* [Task details] Swap "oval" for "elliptical" in the part that opens with the line containing "Patent image size: (1320, 828)." and closes with the line containing "The bezel 40 is at (339, 300).". Write out only those lines again, leaving everything else in them unchanged.
───── Provided records ─────
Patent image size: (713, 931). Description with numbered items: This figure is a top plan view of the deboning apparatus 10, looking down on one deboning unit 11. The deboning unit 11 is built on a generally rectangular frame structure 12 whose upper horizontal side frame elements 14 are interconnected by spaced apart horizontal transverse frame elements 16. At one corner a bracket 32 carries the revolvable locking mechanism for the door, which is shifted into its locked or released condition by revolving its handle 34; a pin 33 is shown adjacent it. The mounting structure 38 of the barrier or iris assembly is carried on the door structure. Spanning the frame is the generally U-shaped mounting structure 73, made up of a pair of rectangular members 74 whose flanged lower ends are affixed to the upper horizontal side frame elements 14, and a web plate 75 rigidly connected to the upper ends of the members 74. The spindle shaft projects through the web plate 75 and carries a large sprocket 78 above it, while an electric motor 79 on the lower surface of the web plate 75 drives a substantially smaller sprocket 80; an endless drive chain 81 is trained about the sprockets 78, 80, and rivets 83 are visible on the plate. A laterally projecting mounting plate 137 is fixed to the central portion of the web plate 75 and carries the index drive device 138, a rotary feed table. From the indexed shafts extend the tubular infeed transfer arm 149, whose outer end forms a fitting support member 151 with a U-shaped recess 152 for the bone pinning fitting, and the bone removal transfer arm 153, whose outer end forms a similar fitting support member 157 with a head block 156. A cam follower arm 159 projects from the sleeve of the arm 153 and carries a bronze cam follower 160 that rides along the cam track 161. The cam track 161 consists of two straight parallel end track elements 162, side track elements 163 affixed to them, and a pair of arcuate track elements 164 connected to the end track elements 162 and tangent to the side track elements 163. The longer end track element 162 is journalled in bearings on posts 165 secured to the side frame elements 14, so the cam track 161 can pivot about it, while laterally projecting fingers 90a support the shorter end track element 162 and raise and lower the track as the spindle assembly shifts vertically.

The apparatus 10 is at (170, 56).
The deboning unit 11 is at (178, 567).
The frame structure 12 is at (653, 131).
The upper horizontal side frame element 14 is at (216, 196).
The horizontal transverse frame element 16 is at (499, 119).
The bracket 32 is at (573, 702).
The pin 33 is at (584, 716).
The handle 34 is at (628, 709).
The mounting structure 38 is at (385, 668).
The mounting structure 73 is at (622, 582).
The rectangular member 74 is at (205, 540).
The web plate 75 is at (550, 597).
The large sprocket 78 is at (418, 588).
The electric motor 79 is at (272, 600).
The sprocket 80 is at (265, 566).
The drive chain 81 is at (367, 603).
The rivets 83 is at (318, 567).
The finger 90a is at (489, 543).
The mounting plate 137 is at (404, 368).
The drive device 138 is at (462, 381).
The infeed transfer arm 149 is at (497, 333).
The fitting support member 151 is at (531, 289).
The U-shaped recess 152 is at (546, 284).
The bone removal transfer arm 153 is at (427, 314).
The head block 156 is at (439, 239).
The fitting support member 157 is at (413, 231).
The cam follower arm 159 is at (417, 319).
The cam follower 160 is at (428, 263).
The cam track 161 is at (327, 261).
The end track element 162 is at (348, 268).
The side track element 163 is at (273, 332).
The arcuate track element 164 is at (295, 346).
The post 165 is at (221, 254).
─────
───── Provided records ─────
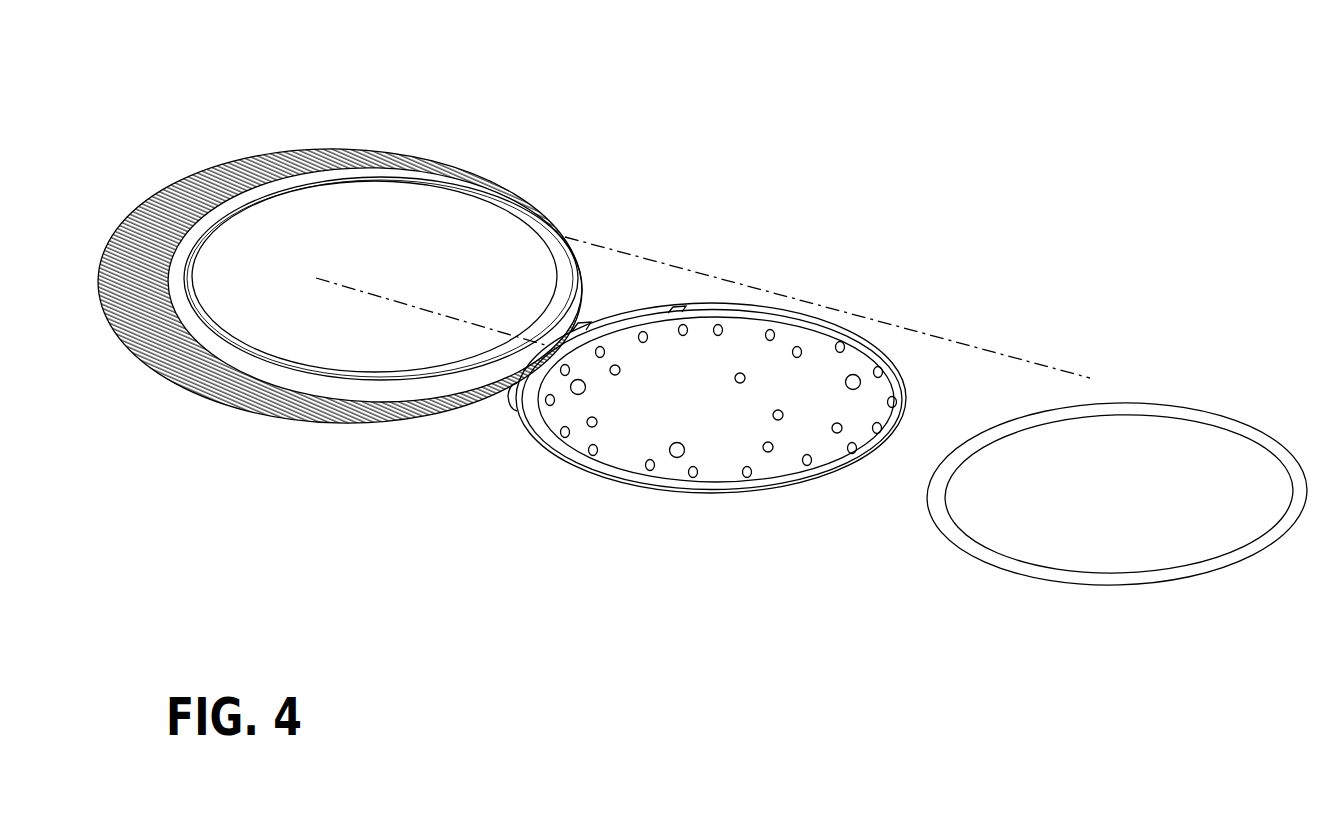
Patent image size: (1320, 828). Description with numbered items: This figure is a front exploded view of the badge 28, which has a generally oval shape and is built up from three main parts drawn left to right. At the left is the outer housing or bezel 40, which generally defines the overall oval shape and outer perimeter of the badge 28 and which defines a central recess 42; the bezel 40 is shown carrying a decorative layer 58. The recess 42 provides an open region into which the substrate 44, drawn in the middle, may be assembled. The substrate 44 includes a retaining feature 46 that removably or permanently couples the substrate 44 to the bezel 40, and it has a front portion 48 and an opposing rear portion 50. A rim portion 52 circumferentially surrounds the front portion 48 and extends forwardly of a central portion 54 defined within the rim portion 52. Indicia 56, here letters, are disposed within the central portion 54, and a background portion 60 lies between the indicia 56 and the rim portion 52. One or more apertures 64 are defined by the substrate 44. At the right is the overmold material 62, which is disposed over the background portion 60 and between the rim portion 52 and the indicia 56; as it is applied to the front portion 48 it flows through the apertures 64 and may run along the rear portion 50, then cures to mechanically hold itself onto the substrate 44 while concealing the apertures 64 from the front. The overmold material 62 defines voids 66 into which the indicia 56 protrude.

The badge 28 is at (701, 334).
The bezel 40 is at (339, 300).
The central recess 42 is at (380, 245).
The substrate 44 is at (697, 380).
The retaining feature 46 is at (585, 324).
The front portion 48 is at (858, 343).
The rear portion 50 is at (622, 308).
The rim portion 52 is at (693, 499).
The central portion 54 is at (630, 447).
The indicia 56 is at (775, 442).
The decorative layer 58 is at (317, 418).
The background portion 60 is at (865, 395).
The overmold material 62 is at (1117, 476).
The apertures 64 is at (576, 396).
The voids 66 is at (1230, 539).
─────
* [Answer to this exercise]
Patent image size: (1320, 828). Description with numbered items: This figure is a front exploded view of the badge 28, which has a generally elliptical shape and is built up from three main parts drawn left to right. At the left is the outer housing or bezel 40, which generally defines the overall elliptical shape and outer perimeter of the badge 28 and which defines a central recess 42; the bezel 40 is shown carrying a decorative layer 58. The recess 42 provides an open region into which the substrate 44, drawn in the middle, may be assembled. The substrate 44 includes a retaining feature 46 that removably or permanently couples the substrate 44 to the bezel 40, and it has a front portion 48 and an opposing rear portion 50. A rim portion 52 circumferentially surrounds the front portion 48 and extends forwardly of a central portion 54 defined within the rim portion 52. Indicia 56, here letters, are disposed within the central portion 54, and a background portion 60 lies between the indicia 56 and the rim portion 52. One or more apertures 64 are defined by the substrate 44. At the right is the overmold material 62, which is disposed over the background portion 60 and between the rim portion 52 and the indicia 56; as it is applied to the front portion 48 it flows through the apertures 64 and may run along the rear portion 50, then cures to mechanically hold itself onto the substrate 44 while concealing the apertures 64 from the front. The overmold material 62 defines voids 66 into which the indicia 56 protrude.

The badge 28 is at (701, 334).
The bezel 40 is at (339, 300).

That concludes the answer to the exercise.